= Given request =
Without including any pictures, write out the listing below exactly.

= Data tied to figure images =
----------------------------------------
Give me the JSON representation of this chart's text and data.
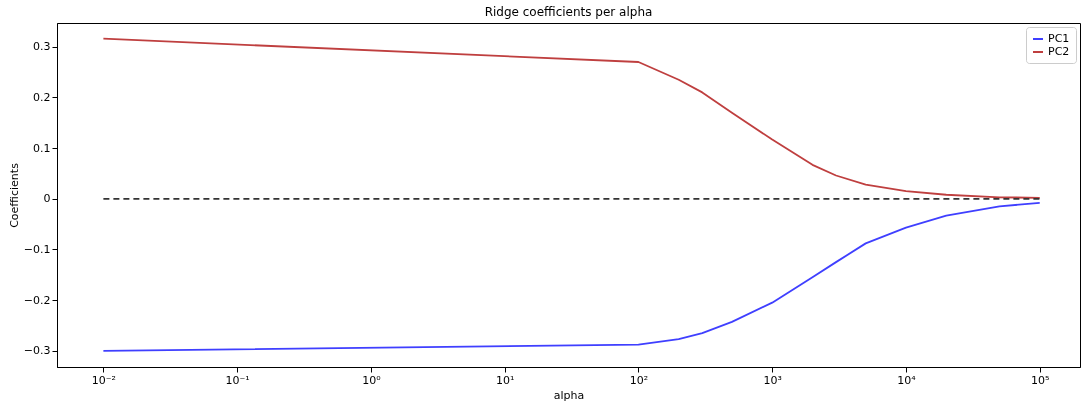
{
  "chart_data": {
    "type": "line",
    "title": "Ridge coefficients per alpha",
    "xlabel": "alpha",
    "ylabel": "Coefficients",
    "log": "x",
    "grid": false,
    "legend": "top right",
    "marker": "none",
    "xlim": [
      0.0045,
      200000
    ],
    "ylim": [
      -0.332,
      0.347
    ],
    "xticks": [
      {
        "value": 0.01,
        "label": "10⁻²"
      },
      {
        "value": 0.1,
        "label": "10⁻¹"
      },
      {
        "value": 1,
        "label": "10⁰"
      },
      {
        "value": 10,
        "label": "10¹"
      },
      {
        "value": 100,
        "label": "10²"
      },
      {
        "value": 1000,
        "label": "10³"
      },
      {
        "value": 10000,
        "label": "10⁴"
      },
      {
        "value": 100000,
        "label": "10⁵"
      }
    ],
    "yticks": [
      {
        "value": -0.3,
        "label": "−0.3"
      },
      {
        "value": -0.2,
        "label": "−0.2"
      },
      {
        "value": -0.1,
        "label": "−0.1"
      },
      0.0,
      0.1,
      0.2,
      0.3
    ],
    "x": [
      0.01,
      100,
      200,
      300,
      500,
      1000,
      2000,
      3000,
      5000,
      10000,
      20000,
      50000,
      100000
    ],
    "series": [
      {
        "name": "PC1",
        "color": "#3f3fff",
        "line_style": "solid",
        "values": [
          -0.3,
          -0.288,
          -0.277,
          -0.265,
          -0.243,
          -0.205,
          -0.155,
          -0.125,
          -0.088,
          -0.057,
          -0.033,
          -0.015,
          -0.008
        ]
      },
      {
        "name": "PC2",
        "color": "#bf3f3f",
        "line_style": "solid",
        "values": [
          0.316,
          0.27,
          0.235,
          0.21,
          0.17,
          0.117,
          0.067,
          0.046,
          0.028,
          0.015,
          0.008,
          0.003,
          0.002
        ]
      },
      {
        "color": "#333333",
        "line_style": "dashed",
        "x": [
          0.01,
          100000
        ],
        "values": [
          0,
          0
        ]
      }
    ]
  }
}
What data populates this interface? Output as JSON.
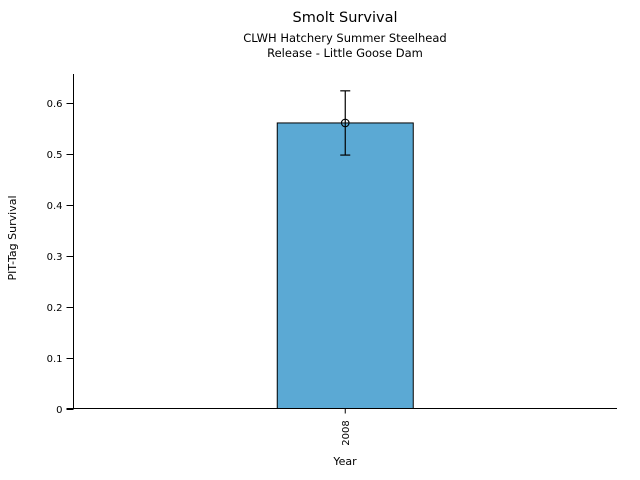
{
  "chart_data": {
    "type": "bar",
    "title": "Smolt Survival",
    "subtitle": [
      "CLWH Hatchery Summer Steelhead",
      "Release - Little Goose Dam"
    ],
    "xlabel": "Year",
    "ylabel": "PIT-Tag Survival",
    "categories": [
      "2008"
    ],
    "series": [
      {
        "name": "PIT-Tag Survival",
        "values": [
          0.56
        ]
      }
    ],
    "error_bars": [
      {
        "low": 0.497,
        "high": 0.623
      }
    ],
    "point_marker": "open-circle",
    "yticks": [
      0,
      0.1,
      0.2,
      0.3,
      0.4,
      0.5,
      0.6
    ],
    "ytick_labels": [
      "0",
      "0.1",
      "0.2",
      "0.3",
      "0.4",
      "0.5",
      "0.6"
    ],
    "ylim": [
      0,
      0.656
    ],
    "grid": false,
    "legend": "none",
    "x_tick_label_rotation_deg": -90,
    "bar_color": "#5BA9D4",
    "bar_edge_color": "#000000",
    "axis_color": "#000000",
    "background_color": "#FFFFFF"
  }
}
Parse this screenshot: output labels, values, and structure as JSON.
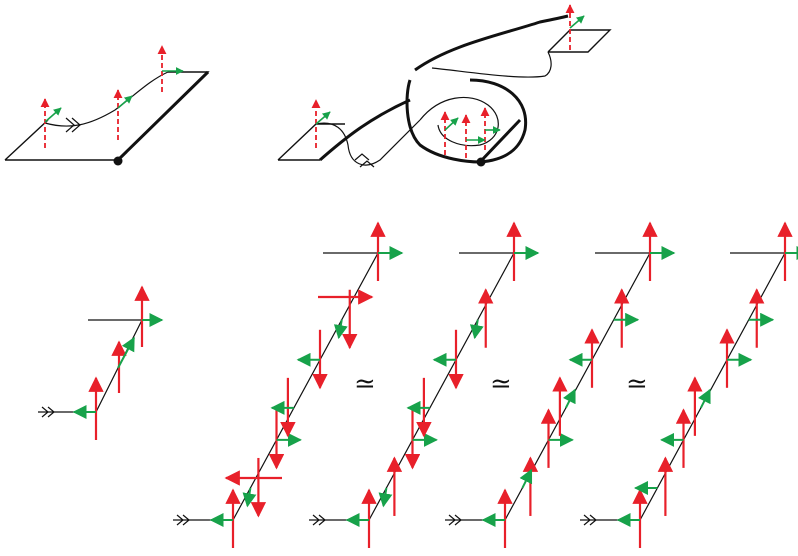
----------------------------------------
= Completed exercise =
Give me the JSON representation of this chart's text and data.
{
  "chart_data": {
    "type": "line",
    "title": "Ridge coefficients per alpha",
    "xlabel": "alpha",
    "ylabel": "Coefficients",
    "log": "x",
    "grid": false,
    "legend": "top right",
    "marker": "none",
    "xlim": [
      0.0045,
      200000
    ],
    "ylim": [
      -0.332,
      0.347
    ],
    "xticks": [
      {
        "value": 0.01,
        "label": "10⁻²"
      },
      {
        "value": 0.1,
        "label": "10⁻¹"
      },
      {
        "value": 1,
        "label": "10⁰"
      },
      {
        "value": 10,
        "label": "10¹"
      },
      {
        "value": 100,
        "label": "10²"
      },
      {
        "value": 1000,
        "label": "10³"
      },
      {
        "value": 10000,
        "label": "10⁴"
      },
      {
        "value": 100000,
        "label": "10⁵"
      }
    ],
    "yticks": [
      {
        "value": -0.3,
        "label": "−0.3"
      },
      {
        "value": -0.2,
        "label": "−0.2"
      },
      {
        "value": -0.1,
        "label": "−0.1"
      },
      0.0,
      0.1,
      0.2,
      0.3
    ],
    "x": [
      0.01,
      100,
      200,
      300,
      500,
      1000,
      2000,
      3000,
      5000,
      10000,
      20000,
      50000,
      100000
    ],
    "series": [
      {
        "name": "PC1",
        "color": "#3f3fff",
        "line_style": "solid",
        "values": [
          -0.3,
          -0.288,
          -0.277,
          -0.265,
          -0.243,
          -0.205,
          -0.155,
          -0.125,
          -0.088,
          -0.057,
          -0.033,
          -0.015,
          -0.008
        ]
      },
      {
        "name": "PC2",
        "color": "#bf3f3f",
        "line_style": "solid",
        "values": [
          0.316,
          0.27,
          0.235,
          0.21,
          0.17,
          0.117,
          0.067,
          0.046,
          0.028,
          0.015,
          0.008,
          0.003,
          0.002
        ]
      },
      {
        "color": "#333333",
        "line_style": "dashed",
        "x": [
          0.01,
          100000
        ],
        "values": [
          0,
          0
        ]
      }
    ]
  }
}
What data populates this interface? Output as JSON.
{
  "chart_data": {
    "type": "bar",
    "title": "Smolt Survival",
    "subtitle": [
      "CLWH Hatchery Summer Steelhead",
      "Release - Little Goose Dam"
    ],
    "xlabel": "Year",
    "ylabel": "PIT-Tag Survival",
    "categories": [
      "2008"
    ],
    "series": [
      {
        "name": "PIT-Tag Survival",
        "values": [
          0.56
        ]
      }
    ],
    "error_bars": [
      {
        "low": 0.497,
        "high": 0.623
      }
    ],
    "point_marker": "open-circle",
    "yticks": [
      0,
      0.1,
      0.2,
      0.3,
      0.4,
      0.5,
      0.6
    ],
    "ytick_labels": [
      "0",
      "0.1",
      "0.2",
      "0.3",
      "0.4",
      "0.5",
      "0.6"
    ],
    "ylim": [
      0,
      0.656
    ],
    "grid": false,
    "legend": "none",
    "x_tick_label_rotation_deg": -90,
    "bar_color": "#5BA9D4",
    "bar_edge_color": "#000000",
    "axis_color": "#000000",
    "background_color": "#FFFFFF"
  }
}
Parse this screenshot: output labels, values, and structure as JSON.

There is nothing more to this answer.